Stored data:

======

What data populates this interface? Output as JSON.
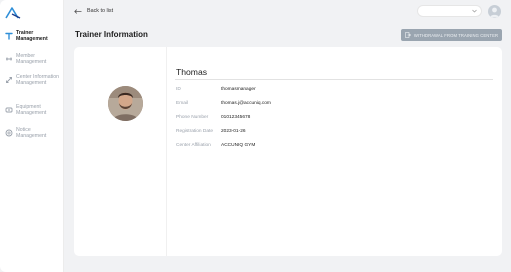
{
  "sidebar": {
    "items": [
      {
        "label": "Trainer Management",
        "icon": "trainer-icon",
        "active": true
      },
      {
        "label": "Member Management",
        "icon": "member-icon",
        "active": false
      },
      {
        "label": "Center Information Management",
        "icon": "center-icon",
        "active": false
      },
      {
        "label": "Equipment Management",
        "icon": "equipment-icon",
        "active": false
      },
      {
        "label": "Notice Management",
        "icon": "notice-icon",
        "active": false
      }
    ]
  },
  "topbar": {
    "back_label": "Back to list"
  },
  "header": {
    "title": "Trainer Information",
    "withdraw_label": "WITHDRAWAL FROM TRAINING CENTER"
  },
  "trainer": {
    "name": "Thomas",
    "fields": [
      {
        "label": "ID",
        "value": "thomasmanager"
      },
      {
        "label": "Email",
        "value": "thomas.j@accuniq.com"
      },
      {
        "label": "Phone Number",
        "value": "01012345678"
      },
      {
        "label": "Registration Date",
        "value": "2023-01-26"
      },
      {
        "label": "Center Affiliation",
        "value": "ACCUNIQ GYM"
      }
    ]
  },
  "colors": {
    "accent": "#2f8fd8",
    "button_bg": "#9aa5b0",
    "background": "#f1f2f4"
  }
}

======

Directions for this task: Skip the images and write out the rest of the listing exactly.

Task solution:
What data populates this interface? Output as JSON.
{
  "sidebar": {
    "items": [
      {
        "label": "Trainer Management",
        "icon": "trainer-icon",
        "active": true
      },
      {
        "label": "Member Management",
        "icon": "member-icon",
        "active": false
      },
      {
        "label": "Center Information Management",
        "icon": "center-icon",
        "active": false
      },
      {
        "label": "Equipment Management",
        "icon": "equipment-icon",
        "active": false
      },
      {
        "label": "Notice Management",
        "icon": "notice-icon",
        "active": false
      }
    ]
  },
  "topbar": {
    "back_label": "Back to list"
  },
  "header": {
    "title": "Trainer Information",
    "withdraw_label": "WITHDRAWAL FROM TRAINING CENTER"
  },
  "trainer": {
    "name": "Thomas",
    "fields": [
      {
        "label": "ID",
        "value": "thomasmanager"
      },
      {
        "label": "Email",
        "value": "thomas.j@accuniq.com"
      },
      {
        "label": "Phone Number",
        "value": "01012345678"
      },
      {
        "label": "Registration Date",
        "value": "2023-01-26"
      },
      {
        "label": "Center Affiliation",
        "value": "ACCUNIQ GYM"
      }
    ]
  },
  "colors": {
    "accent": "#2f8fd8",
    "button_bg": "#9aa5b0",
    "background": "#f1f2f4"
  }
}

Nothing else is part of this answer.